Your instructions:
The data below must be copied in full and without any change.

Input:

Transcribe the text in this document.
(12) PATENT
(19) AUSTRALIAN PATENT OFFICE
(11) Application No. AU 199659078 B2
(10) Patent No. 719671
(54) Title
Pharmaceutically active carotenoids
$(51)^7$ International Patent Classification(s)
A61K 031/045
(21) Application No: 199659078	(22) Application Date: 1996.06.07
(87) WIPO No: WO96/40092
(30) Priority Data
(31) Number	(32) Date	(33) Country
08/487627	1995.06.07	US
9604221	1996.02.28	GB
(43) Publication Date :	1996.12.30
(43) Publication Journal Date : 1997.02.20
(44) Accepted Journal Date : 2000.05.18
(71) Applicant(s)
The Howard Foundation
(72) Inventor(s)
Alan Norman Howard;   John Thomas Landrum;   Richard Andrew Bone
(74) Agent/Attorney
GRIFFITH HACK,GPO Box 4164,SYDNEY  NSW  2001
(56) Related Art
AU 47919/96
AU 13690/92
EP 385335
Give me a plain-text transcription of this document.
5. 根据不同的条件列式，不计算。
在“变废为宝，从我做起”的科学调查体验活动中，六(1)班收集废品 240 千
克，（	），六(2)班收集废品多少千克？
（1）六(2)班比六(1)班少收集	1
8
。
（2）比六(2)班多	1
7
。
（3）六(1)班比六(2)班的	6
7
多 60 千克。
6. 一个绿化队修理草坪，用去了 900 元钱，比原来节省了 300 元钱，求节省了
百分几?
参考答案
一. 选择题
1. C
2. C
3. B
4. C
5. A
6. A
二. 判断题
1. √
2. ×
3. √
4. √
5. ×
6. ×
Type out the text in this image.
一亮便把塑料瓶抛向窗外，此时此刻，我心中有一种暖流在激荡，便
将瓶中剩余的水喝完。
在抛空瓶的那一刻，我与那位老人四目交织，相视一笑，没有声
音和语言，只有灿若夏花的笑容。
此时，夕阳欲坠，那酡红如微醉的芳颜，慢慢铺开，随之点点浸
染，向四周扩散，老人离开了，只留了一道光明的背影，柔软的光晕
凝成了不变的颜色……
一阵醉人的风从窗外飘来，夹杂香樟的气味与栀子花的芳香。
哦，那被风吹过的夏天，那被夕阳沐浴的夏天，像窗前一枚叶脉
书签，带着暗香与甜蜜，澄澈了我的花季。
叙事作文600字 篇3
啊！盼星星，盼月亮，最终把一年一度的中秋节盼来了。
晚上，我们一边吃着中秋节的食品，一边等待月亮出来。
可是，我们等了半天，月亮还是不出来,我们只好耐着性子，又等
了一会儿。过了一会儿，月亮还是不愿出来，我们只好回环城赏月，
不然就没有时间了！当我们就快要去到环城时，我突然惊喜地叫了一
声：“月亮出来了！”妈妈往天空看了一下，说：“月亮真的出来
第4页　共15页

Result for this task:
Transcribe the text in this document.
(12) PATENT
(19) AUSTRALIAN PATENT OFFICE
(11) Application No. AU 199659078 B2
(10) Patent No. 719671
(54) Title
Pharmaceutically active carotenoids
$(51)^7$ International Patent Classification(s)
A61K 031/045
(21) Application No: 199659078	(22) Application Date: 1996.06.07
(87) WIPO No: WO96/40092
(30) Priority Data
(31) Number	(32) Date	(33) Country
08/487627	1995.06.07	US
9604221	1996.02.28	GB
(43) Publication Date :	1996.12.30
(43) Publication Journal Date : 1997.02.20
(44) Accepted Journal Date : 2000.05.18
(71) Applicant(s)
The Howard Foundation
(72) Inventor(s)
Alan Norman Howard;   John Thomas Landrum;   Richard Andrew Bone
(74) Agent/Attorney
GRIFFITH HACK,GPO Box 4164,SYDNEY  NSW  2001
(56) Related Art
AU 47919/96
AU 13690/92
EP 385335
Give me a plain-text transcription of this document.
5. 根据不同的条件列式，不计算。
在“变废为宝，从我做起”的科学调查体验活动中，六(1)班收集废品 240 千
克，（	），六(2)班收集废品多少千克？
（1）六(2)班比六(1)班少收集	1
8
。
（2）比六(2)班多	1
7
。
（3）六(1)班比六(2)班的	6
7
多 60 千克。
6. 一个绿化队修理草坪，用去了 900 元钱，比原来节省了 300 元钱，求节省了
百分几?
参考答案
一. 选择题
1. C
2. C
3. B
4. C
5. A
6. A
二. 判断题
1. √
2. ×
3. √
4. √
5. ×
6. ×
Type out the text in this image.
一亮便把塑料瓶抛向窗外，此时此刻，我心中有一种暖流在激荡，便
将瓶中剩余的水喝完。
在抛空瓶的那一刻，我与那位老人四目交织，相视一笑，没有声
音和语言，只有灿若夏花的笑容。
此时，夕阳欲坠，那酡红如微醉的芳颜，慢慢铺开，随之点点浸
染，向四周扩散，老人离开了，只留了一道光明的背影，柔软的光晕
凝成了不变的颜色……
一阵醉人的风从窗外飘来，夹杂香樟的气味与栀子花的芳香。
哦，那被风吹过的夏天，那被夕阳沐浴的夏天，像窗前一枚叶脉
书签，带着暗香与甜蜜，澄澈了我的花季。
叙事作文600字 篇3
啊！盼星星，盼月亮，最终把一年一度的中秋节盼来了。
晚上，我们一边吃着中秋节的食品，一边等待月亮出来。
可是，我们等了半天，月亮还是不出来,我们只好耐着性子，又等
了一会儿。过了一会儿，月亮还是不愿出来，我们只好回环城赏月，
不然就没有时间了！当我们就快要去到环城时，我突然惊喜地叫了一
声：“月亮出来了！”妈妈往天空看了一下，说：“月亮真的出来
第4页　共15页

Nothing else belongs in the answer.